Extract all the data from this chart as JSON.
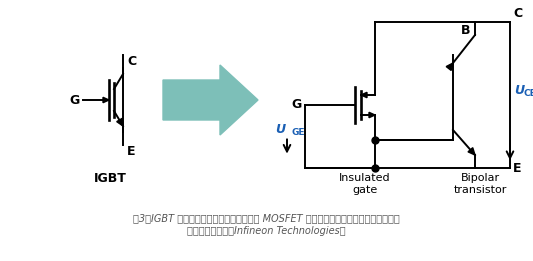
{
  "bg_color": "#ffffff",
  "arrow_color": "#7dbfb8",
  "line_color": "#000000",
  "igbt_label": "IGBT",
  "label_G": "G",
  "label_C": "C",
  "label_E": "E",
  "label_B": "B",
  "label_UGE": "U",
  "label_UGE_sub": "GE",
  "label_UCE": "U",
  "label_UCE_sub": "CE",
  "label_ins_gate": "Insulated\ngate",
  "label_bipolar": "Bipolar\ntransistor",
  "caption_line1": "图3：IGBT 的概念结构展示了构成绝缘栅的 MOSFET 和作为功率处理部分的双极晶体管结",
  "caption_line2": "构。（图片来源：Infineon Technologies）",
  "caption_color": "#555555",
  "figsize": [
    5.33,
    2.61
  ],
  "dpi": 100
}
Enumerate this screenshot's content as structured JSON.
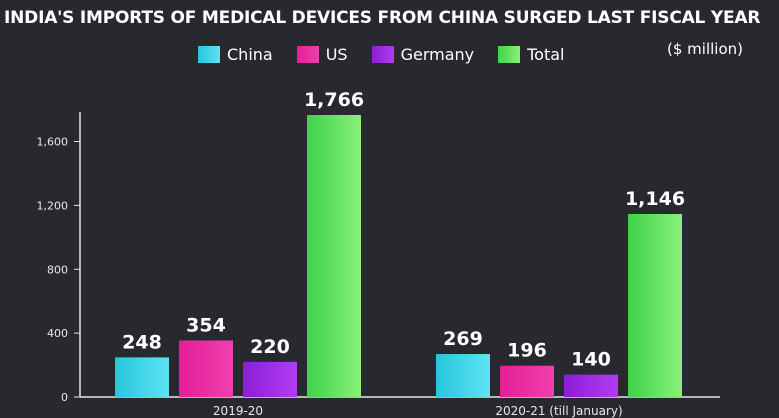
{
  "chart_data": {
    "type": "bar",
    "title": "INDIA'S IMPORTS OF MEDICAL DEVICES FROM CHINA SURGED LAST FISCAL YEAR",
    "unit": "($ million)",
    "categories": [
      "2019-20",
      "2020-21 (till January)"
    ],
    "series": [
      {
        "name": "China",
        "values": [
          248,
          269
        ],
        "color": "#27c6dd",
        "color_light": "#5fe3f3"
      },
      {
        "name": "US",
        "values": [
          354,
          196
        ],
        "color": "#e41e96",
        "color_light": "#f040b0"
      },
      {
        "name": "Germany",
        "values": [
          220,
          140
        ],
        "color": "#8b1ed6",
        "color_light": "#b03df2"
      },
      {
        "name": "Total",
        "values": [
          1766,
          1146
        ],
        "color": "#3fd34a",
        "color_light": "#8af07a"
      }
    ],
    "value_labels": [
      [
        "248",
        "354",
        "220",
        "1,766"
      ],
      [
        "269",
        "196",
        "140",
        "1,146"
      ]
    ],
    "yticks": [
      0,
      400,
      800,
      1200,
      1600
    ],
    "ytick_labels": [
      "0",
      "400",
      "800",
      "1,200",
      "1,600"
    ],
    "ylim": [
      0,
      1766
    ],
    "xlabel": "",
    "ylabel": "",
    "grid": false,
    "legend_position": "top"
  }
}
* * * * * * *
> [The request]:
Copy the records exactly. Skip the pictures.

> [Exercise result]:
Extract all the data from this chart as JSON.
{
  "bg_color": "#ffffff",
  "arrow_color": "#7dbfb8",
  "line_color": "#000000",
  "igbt_label": "IGBT",
  "label_G": "G",
  "label_C": "C",
  "label_E": "E",
  "label_B": "B",
  "label_UGE": "U",
  "label_UGE_sub": "GE",
  "label_UCE": "U",
  "label_UCE_sub": "CE",
  "label_ins_gate": "Insulated\ngate",
  "label_bipolar": "Bipolar\ntransistor",
  "caption_line1": "图3：IGBT 的概念结构展示了构成绝缘栅的 MOSFET 和作为功率处理部分的双极晶体管结",
  "caption_line2": "构。（图片来源：Infineon Technologies）",
  "caption_color": "#555555",
  "figsize": [
    5.33,
    2.61
  ],
  "dpi": 100
}
Enumerate this screenshot's content as structured JSON.
{
  "chart_data": {
    "type": "bar",
    "title": "INDIA'S IMPORTS OF MEDICAL DEVICES FROM CHINA SURGED LAST FISCAL YEAR",
    "unit": "($ million)",
    "categories": [
      "2019-20",
      "2020-21 (till January)"
    ],
    "series": [
      {
        "name": "China",
        "values": [
          248,
          269
        ],
        "color": "#27c6dd",
        "color_light": "#5fe3f3"
      },
      {
        "name": "US",
        "values": [
          354,
          196
        ],
        "color": "#e41e96",
        "color_light": "#f040b0"
      },
      {
        "name": "Germany",
        "values": [
          220,
          140
        ],
        "color": "#8b1ed6",
        "color_light": "#b03df2"
      },
      {
        "name": "Total",
        "values": [
          1766,
          1146
        ],
        "color": "#3fd34a",
        "color_light": "#8af07a"
      }
    ],
    "value_labels": [
      [
        "248",
        "354",
        "220",
        "1,766"
      ],
      [
        "269",
        "196",
        "140",
        "1,146"
      ]
    ],
    "yticks": [
      0,
      400,
      800,
      1200,
      1600
    ],
    "ytick_labels": [
      "0",
      "400",
      "800",
      "1,200",
      "1,600"
    ],
    "ylim": [
      0,
      1766
    ],
    "xlabel": "",
    "ylabel": "",
    "grid": false,
    "legend_position": "top"
  }
}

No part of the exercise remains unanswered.